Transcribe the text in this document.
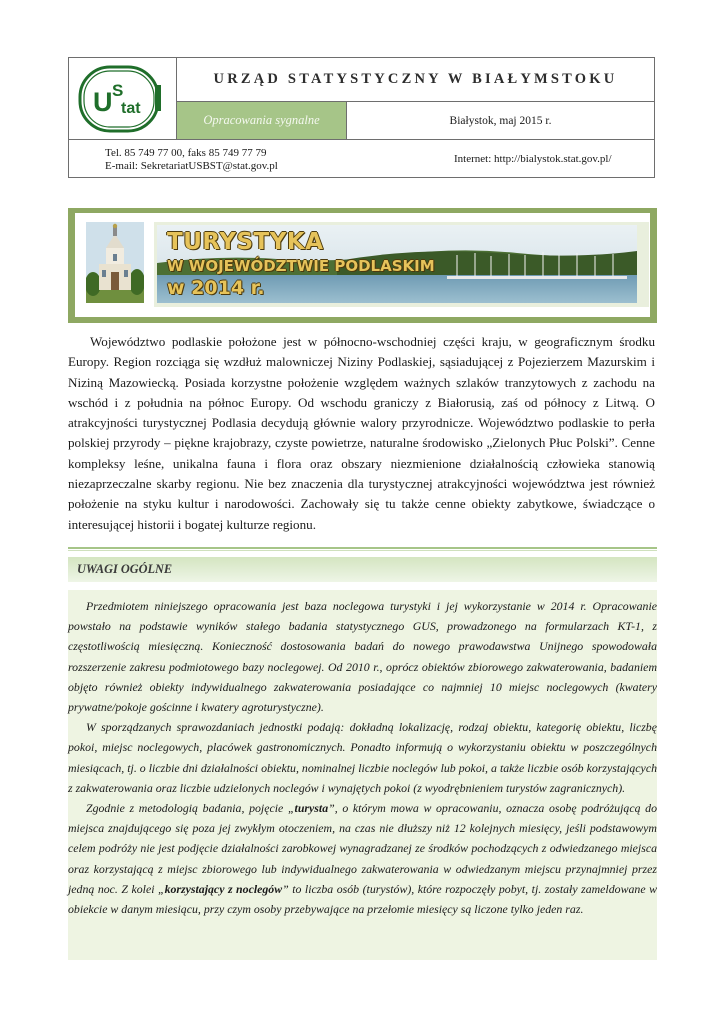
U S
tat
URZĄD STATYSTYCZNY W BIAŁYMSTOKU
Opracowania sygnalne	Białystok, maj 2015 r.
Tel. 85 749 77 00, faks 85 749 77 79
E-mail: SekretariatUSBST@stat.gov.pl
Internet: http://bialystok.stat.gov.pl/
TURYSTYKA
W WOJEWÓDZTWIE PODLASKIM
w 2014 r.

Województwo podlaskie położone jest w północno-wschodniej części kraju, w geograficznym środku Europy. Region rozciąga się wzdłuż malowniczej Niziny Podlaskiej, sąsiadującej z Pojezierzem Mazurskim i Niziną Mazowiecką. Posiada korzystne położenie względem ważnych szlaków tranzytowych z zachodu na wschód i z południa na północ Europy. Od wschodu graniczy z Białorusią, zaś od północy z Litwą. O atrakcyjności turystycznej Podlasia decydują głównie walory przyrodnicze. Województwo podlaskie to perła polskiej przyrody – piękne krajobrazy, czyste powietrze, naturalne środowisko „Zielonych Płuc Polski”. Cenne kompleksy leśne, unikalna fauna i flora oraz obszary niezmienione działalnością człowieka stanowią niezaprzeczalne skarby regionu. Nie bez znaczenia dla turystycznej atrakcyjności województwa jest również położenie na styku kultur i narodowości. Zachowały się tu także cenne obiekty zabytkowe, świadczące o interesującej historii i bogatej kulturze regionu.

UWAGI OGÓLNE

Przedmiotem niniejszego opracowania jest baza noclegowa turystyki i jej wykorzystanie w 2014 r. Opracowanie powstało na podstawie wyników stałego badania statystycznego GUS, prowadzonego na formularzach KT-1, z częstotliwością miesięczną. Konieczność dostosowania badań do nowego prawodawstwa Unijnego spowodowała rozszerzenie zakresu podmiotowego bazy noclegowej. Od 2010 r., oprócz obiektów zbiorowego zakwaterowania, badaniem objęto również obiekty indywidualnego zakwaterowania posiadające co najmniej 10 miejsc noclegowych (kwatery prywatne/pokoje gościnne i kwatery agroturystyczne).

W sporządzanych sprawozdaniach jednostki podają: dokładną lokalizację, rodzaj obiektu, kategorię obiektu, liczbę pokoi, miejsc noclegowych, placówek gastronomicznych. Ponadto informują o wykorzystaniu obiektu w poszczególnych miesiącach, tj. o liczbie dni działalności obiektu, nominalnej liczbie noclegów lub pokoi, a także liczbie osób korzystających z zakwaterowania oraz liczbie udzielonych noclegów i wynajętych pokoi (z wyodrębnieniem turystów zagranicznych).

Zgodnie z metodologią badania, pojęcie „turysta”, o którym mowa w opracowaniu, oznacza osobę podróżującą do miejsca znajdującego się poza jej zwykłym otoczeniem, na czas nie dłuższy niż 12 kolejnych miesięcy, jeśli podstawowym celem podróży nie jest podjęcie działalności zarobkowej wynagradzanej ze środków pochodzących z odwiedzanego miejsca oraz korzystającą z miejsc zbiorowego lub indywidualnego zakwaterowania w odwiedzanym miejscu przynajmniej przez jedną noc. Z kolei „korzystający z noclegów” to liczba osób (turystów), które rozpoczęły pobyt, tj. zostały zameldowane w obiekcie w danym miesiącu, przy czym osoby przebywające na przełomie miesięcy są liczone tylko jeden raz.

━━━━━━━━━━

Using the records above, output their complete text exactly, minus any images.

Transcribe the text in this document.
U S
tat
URZĄD STATYSTYCZNY W BIAŁYMSTOKU
Opracowania sygnalne	Białystok, maj 2015 r.
Tel. 85 749 77 00, faks 85 749 77 79
E-mail: SekretariatUSBST@stat.gov.pl
Internet: http://bialystok.stat.gov.pl/
TURYSTYKA
W WOJEWÓDZTWIE PODLASKIM
w 2014 r.

Województwo podlaskie położone jest w północno-wschodniej części kraju, w geograficznym środku Europy. Region rozciąga się wzdłuż malowniczej Niziny Podlaskiej, sąsiadującej z Pojezierzem Mazurskim i Niziną Mazowiecką. Posiada korzystne położenie względem ważnych szlaków tranzytowych z zachodu na wschód i z południa na północ Europy. Od wschodu graniczy z Białorusią, zaś od północy z Litwą. O atrakcyjności turystycznej Podlasia decydują głównie walory przyrodnicze. Województwo podlaskie to perła polskiej przyrody – piękne krajobrazy, czyste powietrze, naturalne środowisko „Zielonych Płuc Polski”. Cenne kompleksy leśne, unikalna fauna i flora oraz obszary niezmienione działalnością człowieka stanowią niezaprzeczalne skarby regionu. Nie bez znaczenia dla turystycznej atrakcyjności województwa jest również położenie na styku kultur i narodowości. Zachowały się tu także cenne obiekty zabytkowe, świadczące o interesującej historii i bogatej kulturze regionu.

UWAGI OGÓLNE

Przedmiotem niniejszego opracowania jest baza noclegowa turystyki i jej wykorzystanie w 2014 r. Opracowanie powstało na podstawie wyników stałego badania statystycznego GUS, prowadzonego na formularzach KT-1, z częstotliwością miesięczną. Konieczność dostosowania badań do nowego prawodawstwa Unijnego spowodowała rozszerzenie zakresu podmiotowego bazy noclegowej. Od 2010 r., oprócz obiektów zbiorowego zakwaterowania, badaniem objęto również obiekty indywidualnego zakwaterowania posiadające co najmniej 10 miejsc noclegowych (kwatery prywatne/pokoje gościnne i kwatery agroturystyczne).

W sporządzanych sprawozdaniach jednostki podają: dokładną lokalizację, rodzaj obiektu, kategorię obiektu, liczbę pokoi, miejsc noclegowych, placówek gastronomicznych. Ponadto informują o wykorzystaniu obiektu w poszczególnych miesiącach, tj. o liczbie dni działalności obiektu, nominalnej liczbie noclegów lub pokoi, a także liczbie osób korzystających z zakwaterowania oraz liczbie udzielonych noclegów i wynajętych pokoi (z wyodrębnieniem turystów zagranicznych).

Zgodnie z metodologią badania, pojęcie „turysta”, o którym mowa w opracowaniu, oznacza osobę podróżującą do miejsca znajdującego się poza jej zwykłym otoczeniem, na czas nie dłuższy niż 12 kolejnych miesięcy, jeśli podstawowym celem podróży nie jest podjęcie działalności zarobkowej wynagradzanej ze środków pochodzących z odwiedzanego miejsca oraz korzystającą z miejsc zbiorowego lub indywidualnego zakwaterowania w odwiedzanym miejscu przynajmniej przez jedną noc. Z kolei „korzystający z noclegów” to liczba osób (turystów), które rozpoczęły pobyt, tj. zostały zameldowane w obiekcie w danym miesiącu, przy czym osoby przebywające na przełomie miesięcy są liczone tylko jeden raz.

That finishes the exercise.